**Task to complete:** Return the lines where the word "policy" occurs.
# start of Data excerpts
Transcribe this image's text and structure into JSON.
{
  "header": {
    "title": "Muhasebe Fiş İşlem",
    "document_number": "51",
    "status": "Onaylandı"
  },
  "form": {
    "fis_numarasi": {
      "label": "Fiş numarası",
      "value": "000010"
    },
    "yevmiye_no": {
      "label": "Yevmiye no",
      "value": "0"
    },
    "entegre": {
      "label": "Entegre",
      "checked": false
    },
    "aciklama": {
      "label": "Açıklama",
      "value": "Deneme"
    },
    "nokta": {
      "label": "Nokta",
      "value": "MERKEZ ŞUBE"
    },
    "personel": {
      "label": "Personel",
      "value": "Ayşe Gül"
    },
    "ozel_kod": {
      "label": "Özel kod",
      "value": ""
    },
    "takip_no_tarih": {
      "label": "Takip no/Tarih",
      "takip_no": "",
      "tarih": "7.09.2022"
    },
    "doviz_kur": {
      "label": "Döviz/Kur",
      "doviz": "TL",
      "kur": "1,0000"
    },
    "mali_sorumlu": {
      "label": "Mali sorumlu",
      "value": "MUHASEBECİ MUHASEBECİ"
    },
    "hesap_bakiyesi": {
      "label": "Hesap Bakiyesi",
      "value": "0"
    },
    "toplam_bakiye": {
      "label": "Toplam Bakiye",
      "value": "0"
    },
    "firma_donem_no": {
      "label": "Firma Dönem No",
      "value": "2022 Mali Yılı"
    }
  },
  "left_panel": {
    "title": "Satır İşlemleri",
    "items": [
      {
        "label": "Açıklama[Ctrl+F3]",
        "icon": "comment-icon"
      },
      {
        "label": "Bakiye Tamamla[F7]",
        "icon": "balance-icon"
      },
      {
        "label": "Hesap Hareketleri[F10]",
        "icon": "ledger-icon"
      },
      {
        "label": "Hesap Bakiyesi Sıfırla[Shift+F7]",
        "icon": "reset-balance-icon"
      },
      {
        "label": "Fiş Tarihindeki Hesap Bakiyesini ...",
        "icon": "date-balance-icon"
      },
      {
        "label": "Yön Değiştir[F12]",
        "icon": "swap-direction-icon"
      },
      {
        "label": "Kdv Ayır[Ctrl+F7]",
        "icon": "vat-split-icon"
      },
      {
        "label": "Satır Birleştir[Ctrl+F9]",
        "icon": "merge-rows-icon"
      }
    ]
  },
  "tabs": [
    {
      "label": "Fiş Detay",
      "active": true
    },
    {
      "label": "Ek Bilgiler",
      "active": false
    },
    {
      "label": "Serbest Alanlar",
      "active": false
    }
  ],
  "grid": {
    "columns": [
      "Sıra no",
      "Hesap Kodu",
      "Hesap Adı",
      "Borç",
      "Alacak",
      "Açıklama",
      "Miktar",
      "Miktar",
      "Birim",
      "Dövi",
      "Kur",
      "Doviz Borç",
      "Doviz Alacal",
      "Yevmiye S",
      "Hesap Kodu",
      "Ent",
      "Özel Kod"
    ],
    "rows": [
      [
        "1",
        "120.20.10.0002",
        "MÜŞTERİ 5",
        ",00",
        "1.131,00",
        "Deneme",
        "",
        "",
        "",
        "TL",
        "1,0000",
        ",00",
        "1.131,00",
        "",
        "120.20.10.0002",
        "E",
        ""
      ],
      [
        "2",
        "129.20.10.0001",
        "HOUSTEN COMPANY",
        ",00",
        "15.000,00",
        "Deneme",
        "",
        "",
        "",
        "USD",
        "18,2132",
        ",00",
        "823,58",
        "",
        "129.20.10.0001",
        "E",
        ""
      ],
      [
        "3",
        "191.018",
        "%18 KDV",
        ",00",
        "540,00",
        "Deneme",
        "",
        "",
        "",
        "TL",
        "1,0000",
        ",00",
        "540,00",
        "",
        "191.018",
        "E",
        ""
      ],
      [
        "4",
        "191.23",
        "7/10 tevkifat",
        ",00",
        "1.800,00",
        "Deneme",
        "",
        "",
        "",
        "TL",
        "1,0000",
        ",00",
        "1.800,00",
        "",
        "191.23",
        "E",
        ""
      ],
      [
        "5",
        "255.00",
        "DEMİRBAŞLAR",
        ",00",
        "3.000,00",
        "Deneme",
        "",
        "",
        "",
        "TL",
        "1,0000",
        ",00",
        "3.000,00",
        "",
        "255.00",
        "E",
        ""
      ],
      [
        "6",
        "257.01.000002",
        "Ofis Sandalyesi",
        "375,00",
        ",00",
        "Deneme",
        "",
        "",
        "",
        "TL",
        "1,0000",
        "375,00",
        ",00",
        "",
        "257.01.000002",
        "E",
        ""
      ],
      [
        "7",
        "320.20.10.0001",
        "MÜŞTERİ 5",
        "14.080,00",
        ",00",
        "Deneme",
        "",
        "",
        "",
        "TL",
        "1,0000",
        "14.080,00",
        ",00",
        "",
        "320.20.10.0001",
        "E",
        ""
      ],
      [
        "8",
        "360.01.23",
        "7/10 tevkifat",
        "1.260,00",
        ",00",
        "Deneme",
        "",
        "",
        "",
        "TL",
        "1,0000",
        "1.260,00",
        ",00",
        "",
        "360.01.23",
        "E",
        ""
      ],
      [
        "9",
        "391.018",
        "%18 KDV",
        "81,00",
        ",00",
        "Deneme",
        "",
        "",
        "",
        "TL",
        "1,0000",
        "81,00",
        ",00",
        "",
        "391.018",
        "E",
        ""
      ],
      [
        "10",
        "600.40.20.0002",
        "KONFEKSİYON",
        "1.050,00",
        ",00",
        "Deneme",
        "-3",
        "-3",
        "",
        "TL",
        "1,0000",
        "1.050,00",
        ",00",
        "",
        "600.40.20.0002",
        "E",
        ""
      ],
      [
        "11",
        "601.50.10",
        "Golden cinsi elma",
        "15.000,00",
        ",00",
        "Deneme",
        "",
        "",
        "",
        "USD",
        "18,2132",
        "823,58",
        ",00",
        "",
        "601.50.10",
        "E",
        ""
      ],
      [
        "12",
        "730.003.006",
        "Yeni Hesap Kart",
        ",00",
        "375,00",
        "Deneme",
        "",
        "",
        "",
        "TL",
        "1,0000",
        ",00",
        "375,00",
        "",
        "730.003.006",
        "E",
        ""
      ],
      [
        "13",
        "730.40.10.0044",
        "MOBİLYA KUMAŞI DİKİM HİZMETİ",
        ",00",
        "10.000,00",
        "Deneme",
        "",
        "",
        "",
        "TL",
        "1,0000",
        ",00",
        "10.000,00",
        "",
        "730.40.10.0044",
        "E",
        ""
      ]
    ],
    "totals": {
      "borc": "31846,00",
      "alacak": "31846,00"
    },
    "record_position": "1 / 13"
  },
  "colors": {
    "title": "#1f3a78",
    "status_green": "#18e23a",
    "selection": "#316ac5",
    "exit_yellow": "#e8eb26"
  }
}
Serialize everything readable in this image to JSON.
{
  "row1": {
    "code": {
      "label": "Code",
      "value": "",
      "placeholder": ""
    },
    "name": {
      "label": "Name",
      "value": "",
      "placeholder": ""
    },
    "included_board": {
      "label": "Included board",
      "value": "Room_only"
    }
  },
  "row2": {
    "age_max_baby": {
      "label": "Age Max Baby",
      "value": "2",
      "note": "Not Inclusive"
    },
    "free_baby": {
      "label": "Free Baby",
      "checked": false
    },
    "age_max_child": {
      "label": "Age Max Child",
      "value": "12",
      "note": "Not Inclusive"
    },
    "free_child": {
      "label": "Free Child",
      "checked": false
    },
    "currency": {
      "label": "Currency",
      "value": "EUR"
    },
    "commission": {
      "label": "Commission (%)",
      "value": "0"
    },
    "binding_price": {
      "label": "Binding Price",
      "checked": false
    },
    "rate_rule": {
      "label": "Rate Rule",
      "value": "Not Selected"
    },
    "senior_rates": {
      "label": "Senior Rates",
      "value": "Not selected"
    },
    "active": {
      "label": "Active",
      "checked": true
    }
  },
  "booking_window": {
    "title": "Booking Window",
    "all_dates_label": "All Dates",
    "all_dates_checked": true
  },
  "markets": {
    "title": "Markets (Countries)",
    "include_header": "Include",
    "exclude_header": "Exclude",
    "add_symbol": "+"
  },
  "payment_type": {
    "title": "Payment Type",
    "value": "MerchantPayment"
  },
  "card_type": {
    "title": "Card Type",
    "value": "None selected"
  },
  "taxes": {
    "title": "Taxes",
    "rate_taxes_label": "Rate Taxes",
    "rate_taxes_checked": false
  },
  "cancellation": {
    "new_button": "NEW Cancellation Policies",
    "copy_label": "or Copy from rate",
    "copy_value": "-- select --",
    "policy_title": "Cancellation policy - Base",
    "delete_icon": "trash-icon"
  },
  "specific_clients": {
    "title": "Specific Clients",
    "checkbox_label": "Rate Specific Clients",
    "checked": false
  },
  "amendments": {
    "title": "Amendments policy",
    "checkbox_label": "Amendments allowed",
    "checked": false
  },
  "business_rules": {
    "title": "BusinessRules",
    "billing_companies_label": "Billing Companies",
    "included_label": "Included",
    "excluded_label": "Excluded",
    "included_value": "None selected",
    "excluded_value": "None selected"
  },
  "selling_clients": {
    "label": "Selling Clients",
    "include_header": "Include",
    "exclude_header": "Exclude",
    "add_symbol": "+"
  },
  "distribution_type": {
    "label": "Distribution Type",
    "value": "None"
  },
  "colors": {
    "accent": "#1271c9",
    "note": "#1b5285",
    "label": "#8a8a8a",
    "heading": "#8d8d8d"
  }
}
# end of Data excerpts
**Result:**
    "policy_title": "Cancellation policy - Base",
    "title": "Amendments policy",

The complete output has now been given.